* **Job**:
Transcribe the data in full and exactly, omitting any pictures.

* **Data for this task**:
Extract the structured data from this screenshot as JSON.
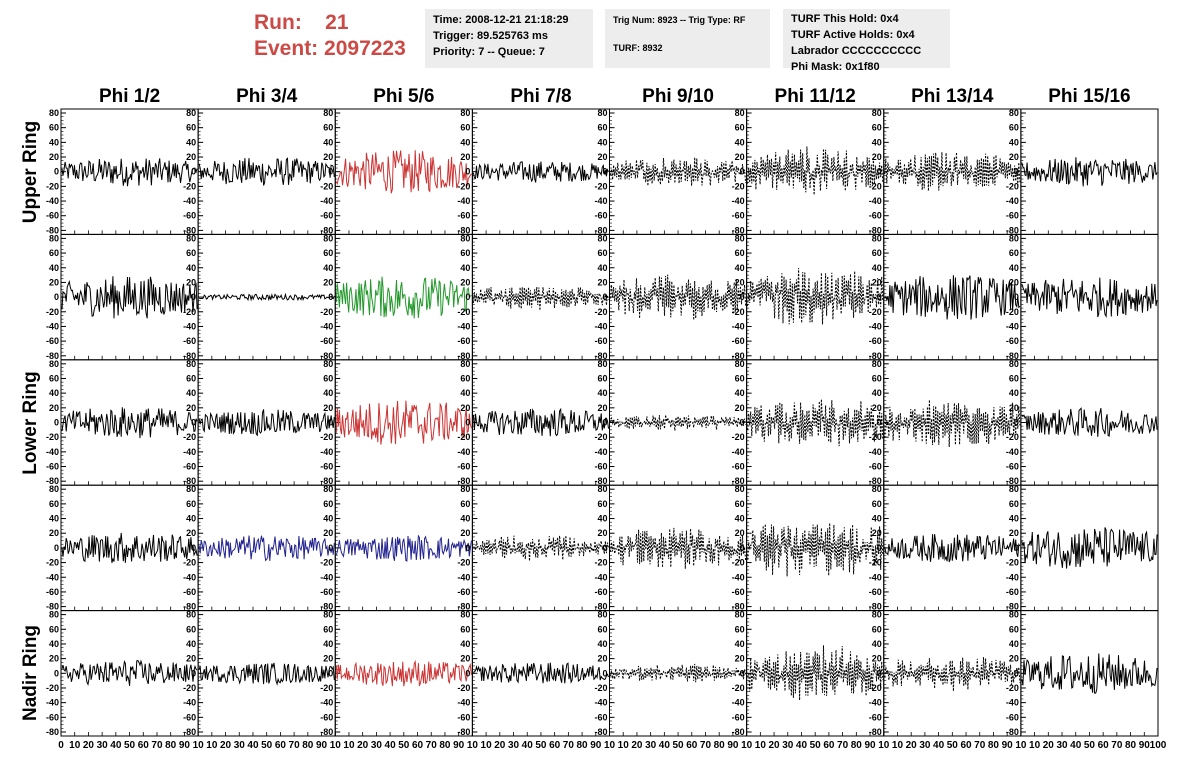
{
  "header": {
    "run_label": "Run:",
    "run_value": "21",
    "event_label": "Event:",
    "event_value": "2097223",
    "time_line": "Time: 2008-12-21 21:18:29",
    "trigger_line": "Trigger: 89.525763 ms",
    "priority_line": "Priority: 7 -- Queue: 7",
    "trig_num_line": "Trig Num: 8923 -- Trig Type: RF",
    "turf_line": "TURF: 8932",
    "turf_hold_line": "TURF This Hold: 0x4",
    "turf_active_line": "TURF Active Holds: 0x4",
    "labrador_line": "Labrador CCCCCCCCCC",
    "phi_mask_line": "Phi Mask: 0x1f80"
  },
  "colors": {
    "header_red": "#cc4a46",
    "trace_black": "#000000",
    "trace_red": "#cc3333",
    "trace_green": "#22992a",
    "trace_blue": "#23238f",
    "box_background": "#ededed"
  },
  "chart_data": {
    "type": "line",
    "columns": [
      "Phi 1/2",
      "Phi 3/4",
      "Phi 5/6",
      "Phi 7/8",
      "Phi 9/10",
      "Phi 11/12",
      "Phi 13/14",
      "Phi 15/16"
    ],
    "rows": [
      "Upper Ring",
      "",
      "Lower Ring",
      "",
      "Nadir Ring"
    ],
    "ylim": [
      -80,
      80
    ],
    "y_ticks": [
      -80,
      -60,
      -40,
      -20,
      0,
      20,
      40,
      60,
      80
    ],
    "xlim": [
      0,
      100
    ],
    "x_tick_labels": [
      "0",
      "10",
      "20",
      "30",
      "40",
      "50",
      "60",
      "70",
      "80",
      "90",
      "10",
      "10",
      "20",
      "30",
      "40",
      "50",
      "60",
      "70",
      "80",
      "90",
      "10",
      "10",
      "20",
      "30",
      "40",
      "50",
      "60",
      "70",
      "80",
      "90",
      "10",
      "10",
      "20",
      "30",
      "40",
      "50",
      "60",
      "70",
      "80",
      "90",
      "10",
      "10",
      "20",
      "30",
      "40",
      "50",
      "60",
      "70",
      "80",
      "90",
      "10",
      "10",
      "20",
      "30",
      "40",
      "50",
      "60",
      "70",
      "80",
      "90",
      "10",
      "10",
      "20",
      "30",
      "40",
      "50",
      "60",
      "70",
      "80",
      "90",
      "10",
      "10",
      "20",
      "30",
      "40",
      "50",
      "60",
      "70",
      "80",
      "90",
      "100"
    ],
    "panels": [
      [
        {
          "color": "black",
          "style": "solid",
          "amplitude": 20
        },
        {
          "color": "black",
          "style": "solid",
          "amplitude": 20
        },
        {
          "color": "red",
          "style": "solid",
          "amplitude": 30
        },
        {
          "color": "black",
          "style": "solid",
          "amplitude": 15
        },
        {
          "color": "black",
          "style": "dashed",
          "amplitude": 22
        },
        {
          "color": "black",
          "style": "dashed",
          "amplitude": 35
        },
        {
          "color": "black",
          "style": "dashed",
          "amplitude": 30
        },
        {
          "color": "black",
          "style": "solid",
          "amplitude": 20
        }
      ],
      [
        {
          "color": "black",
          "style": "solid",
          "amplitude": 30
        },
        {
          "color": "black",
          "style": "solid",
          "amplitude": 4
        },
        {
          "color": "green",
          "style": "solid",
          "amplitude": 30
        },
        {
          "color": "black",
          "style": "dashed",
          "amplitude": 18
        },
        {
          "color": "black",
          "style": "dashed",
          "amplitude": 32
        },
        {
          "color": "black",
          "style": "dashed",
          "amplitude": 42
        },
        {
          "color": "black",
          "style": "solid",
          "amplitude": 32
        },
        {
          "color": "black",
          "style": "solid",
          "amplitude": 28
        }
      ],
      [
        {
          "color": "black",
          "style": "solid",
          "amplitude": 22
        },
        {
          "color": "black",
          "style": "solid",
          "amplitude": 18
        },
        {
          "color": "red",
          "style": "solid",
          "amplitude": 32
        },
        {
          "color": "black",
          "style": "solid",
          "amplitude": 20
        },
        {
          "color": "black",
          "style": "dashed",
          "amplitude": 12
        },
        {
          "color": "black",
          "style": "dashed",
          "amplitude": 35
        },
        {
          "color": "black",
          "style": "dashed",
          "amplitude": 35
        },
        {
          "color": "black",
          "style": "solid",
          "amplitude": 20
        }
      ],
      [
        {
          "color": "black",
          "style": "solid",
          "amplitude": 22
        },
        {
          "color": "blue",
          "style": "solid",
          "amplitude": 18
        },
        {
          "color": "blue",
          "style": "solid",
          "amplitude": 18
        },
        {
          "color": "black",
          "style": "dashed",
          "amplitude": 18
        },
        {
          "color": "black",
          "style": "dashed",
          "amplitude": 32
        },
        {
          "color": "black",
          "style": "dashed",
          "amplitude": 42
        },
        {
          "color": "black",
          "style": "solid",
          "amplitude": 20
        },
        {
          "color": "black",
          "style": "solid",
          "amplitude": 30
        }
      ],
      [
        {
          "color": "black",
          "style": "solid",
          "amplitude": 18
        },
        {
          "color": "black",
          "style": "solid",
          "amplitude": 15
        },
        {
          "color": "red",
          "style": "solid",
          "amplitude": 18
        },
        {
          "color": "black",
          "style": "solid",
          "amplitude": 15
        },
        {
          "color": "black",
          "style": "dashed",
          "amplitude": 14
        },
        {
          "color": "black",
          "style": "dashed",
          "amplitude": 40
        },
        {
          "color": "black",
          "style": "dashed",
          "amplitude": 25
        },
        {
          "color": "black",
          "style": "solid",
          "amplitude": 28
        }
      ]
    ]
  }
}
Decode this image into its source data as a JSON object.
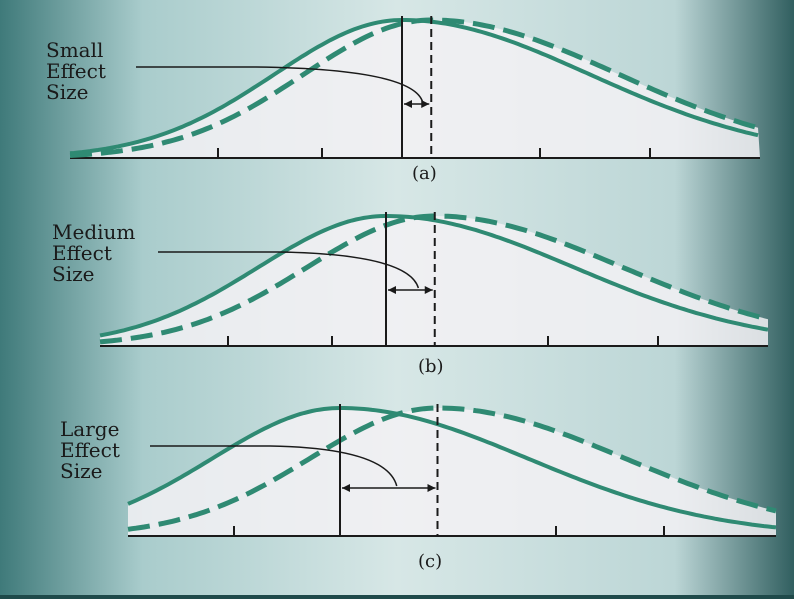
{
  "panels": [
    {
      "id": "a",
      "caption": "(a)",
      "label_lines": [
        "Small",
        "Effect",
        "Size"
      ],
      "solid_mean": 0.0,
      "dashed_mean": 0.3
    },
    {
      "id": "b",
      "caption": "(b)",
      "label_lines": [
        "Medium",
        "Effect",
        "Size"
      ],
      "solid_mean": 0.0,
      "dashed_mean": 0.5
    },
    {
      "id": "c",
      "caption": "(c)",
      "label_lines": [
        "Large",
        "Effect",
        "Size"
      ],
      "solid_mean": 0.0,
      "dashed_mean": 1.0
    }
  ],
  "colors": {
    "curve": "#2f8a73",
    "axis": "#1a1a1a",
    "fill": "#f3f1f5",
    "paper": "#c9dede",
    "paper_dark": "#2a5656"
  }
}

* **Reply to the exercise**:
Extract the structured data from this screenshot as JSON.
{
  "header": {
    "run_label": "Run:",
    "run_value": "21",
    "event_label": "Event:",
    "event_value": "2097223",
    "time_line": "Time: 2008-12-21 21:18:29",
    "trigger_line": "Trigger: 89.525763 ms",
    "priority_line": "Priority: 7 -- Queue: 7",
    "trig_num_line": "Trig Num: 8923 -- Trig Type: RF",
    "turf_line": "TURF: 8932",
    "turf_hold_line": "TURF This Hold: 0x4",
    "turf_active_line": "TURF Active Holds: 0x4",
    "labrador_line": "Labrador CCCCCCCCCC",
    "phi_mask_line": "Phi Mask: 0x1f80"
  },
  "colors": {
    "header_red": "#cc4a46",
    "trace_black": "#000000",
    "trace_red": "#cc3333",
    "trace_green": "#22992a",
    "trace_blue": "#23238f",
    "box_background": "#ededed"
  },
  "chart_data": {
    "type": "line",
    "columns": [
      "Phi 1/2",
      "Phi 3/4",
      "Phi 5/6",
      "Phi 7/8",
      "Phi 9/10",
      "Phi 11/12",
      "Phi 13/14",
      "Phi 15/16"
    ],
    "rows": [
      "Upper Ring",
      "",
      "Lower Ring",
      "",
      "Nadir Ring"
    ],
    "ylim": [
      -80,
      80
    ],
    "y_ticks": [
      -80,
      -60,
      -40,
      -20,
      0,
      20,
      40,
      60,
      80
    ],
    "xlim": [
      0,
      100
    ],
    "x_tick_labels": [
      "0",
      "10",
      "20",
      "30",
      "40",
      "50",
      "60",
      "70",
      "80",
      "90",
      "10",
      "10",
      "20",
      "30",
      "40",
      "50",
      "60",
      "70",
      "80",
      "90",
      "10",
      "10",
      "20",
      "30",
      "40",
      "50",
      "60",
      "70",
      "80",
      "90",
      "10",
      "10",
      "20",
      "30",
      "40",
      "50",
      "60",
      "70",
      "80",
      "90",
      "10",
      "10",
      "20",
      "30",
      "40",
      "50",
      "60",
      "70",
      "80",
      "90",
      "10",
      "10",
      "20",
      "30",
      "40",
      "50",
      "60",
      "70",
      "80",
      "90",
      "10",
      "10",
      "20",
      "30",
      "40",
      "50",
      "60",
      "70",
      "80",
      "90",
      "10",
      "10",
      "20",
      "30",
      "40",
      "50",
      "60",
      "70",
      "80",
      "90",
      "100"
    ],
    "panels": [
      [
        {
          "color": "black",
          "style": "solid",
          "amplitude": 20
        },
        {
          "color": "black",
          "style": "solid",
          "amplitude": 20
        },
        {
          "color": "red",
          "style": "solid",
          "amplitude": 30
        },
        {
          "color": "black",
          "style": "solid",
          "amplitude": 15
        },
        {
          "color": "black",
          "style": "dashed",
          "amplitude": 22
        },
        {
          "color": "black",
          "style": "dashed",
          "amplitude": 35
        },
        {
          "color": "black",
          "style": "dashed",
          "amplitude": 30
        },
        {
          "color": "black",
          "style": "solid",
          "amplitude": 20
        }
      ],
      [
        {
          "color": "black",
          "style": "solid",
          "amplitude": 30
        },
        {
          "color": "black",
          "style": "solid",
          "amplitude": 4
        },
        {
          "color": "green",
          "style": "solid",
          "amplitude": 30
        },
        {
          "color": "black",
          "style": "dashed",
          "amplitude": 18
        },
        {
          "color": "black",
          "style": "dashed",
          "amplitude": 32
        },
        {
          "color": "black",
          "style": "dashed",
          "amplitude": 42
        },
        {
          "color": "black",
          "style": "solid",
          "amplitude": 32
        },
        {
          "color": "black",
          "style": "solid",
          "amplitude": 28
        }
      ],
      [
        {
          "color": "black",
          "style": "solid",
          "amplitude": 22
        },
        {
          "color": "black",
          "style": "solid",
          "amplitude": 18
        },
        {
          "color": "red",
          "style": "solid",
          "amplitude": 32
        },
        {
          "color": "black",
          "style": "solid",
          "amplitude": 20
        },
        {
          "color": "black",
          "style": "dashed",
          "amplitude": 12
        },
        {
          "color": "black",
          "style": "dashed",
          "amplitude": 35
        },
        {
          "color": "black",
          "style": "dashed",
          "amplitude": 35
        },
        {
          "color": "black",
          "style": "solid",
          "amplitude": 20
        }
      ],
      [
        {
          "color": "black",
          "style": "solid",
          "amplitude": 22
        },
        {
          "color": "blue",
          "style": "solid",
          "amplitude": 18
        },
        {
          "color": "blue",
          "style": "solid",
          "amplitude": 18
        },
        {
          "color": "black",
          "style": "dashed",
          "amplitude": 18
        },
        {
          "color": "black",
          "style": "dashed",
          "amplitude": 32
        },
        {
          "color": "black",
          "style": "dashed",
          "amplitude": 42
        },
        {
          "color": "black",
          "style": "solid",
          "amplitude": 20
        },
        {
          "color": "black",
          "style": "solid",
          "amplitude": 30
        }
      ],
      [
        {
          "color": "black",
          "style": "solid",
          "amplitude": 18
        },
        {
          "color": "black",
          "style": "solid",
          "amplitude": 15
        },
        {
          "color": "red",
          "style": "solid",
          "amplitude": 18
        },
        {
          "color": "black",
          "style": "solid",
          "amplitude": 15
        },
        {
          "color": "black",
          "style": "dashed",
          "amplitude": 14
        },
        {
          "color": "black",
          "style": "dashed",
          "amplitude": 40
        },
        {
          "color": "black",
          "style": "dashed",
          "amplitude": 25
        },
        {
          "color": "black",
          "style": "solid",
          "amplitude": 28
        }
      ]
    ]
  }
}
Decode this image into its source data as a JSON object.
{
  "panels": [
    {
      "id": "a",
      "caption": "(a)",
      "label_lines": [
        "Small",
        "Effect",
        "Size"
      ],
      "solid_mean": 0.0,
      "dashed_mean": 0.3
    },
    {
      "id": "b",
      "caption": "(b)",
      "label_lines": [
        "Medium",
        "Effect",
        "Size"
      ],
      "solid_mean": 0.0,
      "dashed_mean": 0.5
    },
    {
      "id": "c",
      "caption": "(c)",
      "label_lines": [
        "Large",
        "Effect",
        "Size"
      ],
      "solid_mean": 0.0,
      "dashed_mean": 1.0
    }
  ],
  "colors": {
    "curve": "#2f8a73",
    "axis": "#1a1a1a",
    "fill": "#f3f1f5",
    "paper": "#c9dede",
    "paper_dark": "#2a5656"
  }
}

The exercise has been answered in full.